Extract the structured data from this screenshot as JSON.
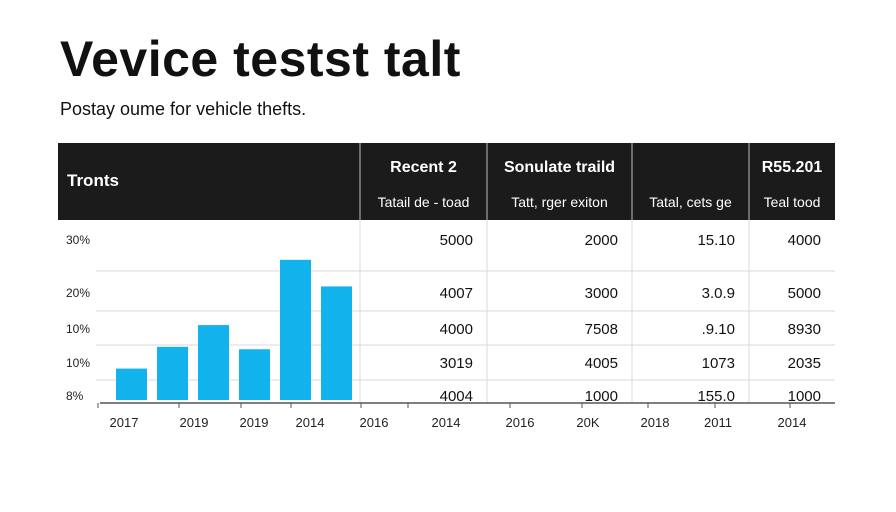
{
  "title": "Vevice testst talt",
  "subtitle": "Postay oume for vehicle thefts.",
  "colors": {
    "header_bg": "#1b1b1b",
    "header_text": "#ffffff",
    "bar": "#12b3ec",
    "grid": "#d9d9d9",
    "axis": "#555555"
  },
  "table": {
    "corner_label": "Tronts",
    "columns": [
      {
        "line1": "Recent 2",
        "line2": "Tatail de - toad"
      },
      {
        "line1": "Sonulate traild",
        "line2": "Tatt, rger exiton"
      },
      {
        "line1": "",
        "line2": "Tatal, cets ge"
      },
      {
        "line1": "R55.201",
        "line2": "Teal tood"
      }
    ],
    "rows": [
      [
        "5000",
        "2000",
        "15.10",
        "4000"
      ],
      [
        "4007",
        "3000",
        "3.0.9",
        "5000"
      ],
      [
        "4000",
        "7508",
        ".9.10",
        "8930"
      ],
      [
        "3019",
        "4005",
        "1073",
        "2035"
      ],
      [
        "4004",
        "1000",
        "155.0",
        "1000"
      ]
    ]
  },
  "chart_data": {
    "type": "bar",
    "title": "",
    "xlabel": "",
    "ylabel": "",
    "categories": [
      "",
      "",
      "",
      "",
      "",
      ""
    ],
    "values": [
      13,
      22,
      31,
      21,
      58,
      47
    ],
    "ylim": [
      0,
      60
    ],
    "y_tick_labels": [
      "30%",
      "20%",
      "10%",
      "10%",
      "8%"
    ],
    "grid": true
  },
  "x_axis_labels": [
    "2017",
    "2019",
    "2019",
    "2014",
    "2016",
    "2014",
    "2016",
    "20K",
    "2018",
    "2011",
    "2014"
  ]
}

→ **What to produce**: Copy every line of the data word for word, omitting the images.

→ **Output below**:
Extract the structured data from this screenshot as JSON.
{
  "title": "Vevice testst talt",
  "subtitle": "Postay oume for vehicle thefts.",
  "colors": {
    "header_bg": "#1b1b1b",
    "header_text": "#ffffff",
    "bar": "#12b3ec",
    "grid": "#d9d9d9",
    "axis": "#555555"
  },
  "table": {
    "corner_label": "Tronts",
    "columns": [
      {
        "line1": "Recent 2",
        "line2": "Tatail de - toad"
      },
      {
        "line1": "Sonulate traild",
        "line2": "Tatt, rger exiton"
      },
      {
        "line1": "",
        "line2": "Tatal, cets ge"
      },
      {
        "line1": "R55.201",
        "line2": "Teal tood"
      }
    ],
    "rows": [
      [
        "5000",
        "2000",
        "15.10",
        "4000"
      ],
      [
        "4007",
        "3000",
        "3.0.9",
        "5000"
      ],
      [
        "4000",
        "7508",
        ".9.10",
        "8930"
      ],
      [
        "3019",
        "4005",
        "1073",
        "2035"
      ],
      [
        "4004",
        "1000",
        "155.0",
        "1000"
      ]
    ]
  },
  "chart_data": {
    "type": "bar",
    "title": "",
    "xlabel": "",
    "ylabel": "",
    "categories": [
      "",
      "",
      "",
      "",
      "",
      ""
    ],
    "values": [
      13,
      22,
      31,
      21,
      58,
      47
    ],
    "ylim": [
      0,
      60
    ],
    "y_tick_labels": [
      "30%",
      "20%",
      "10%",
      "10%",
      "8%"
    ],
    "grid": true
  },
  "x_axis_labels": [
    "2017",
    "2019",
    "2019",
    "2014",
    "2016",
    "2014",
    "2016",
    "20K",
    "2018",
    "2011",
    "2014"
  ]
}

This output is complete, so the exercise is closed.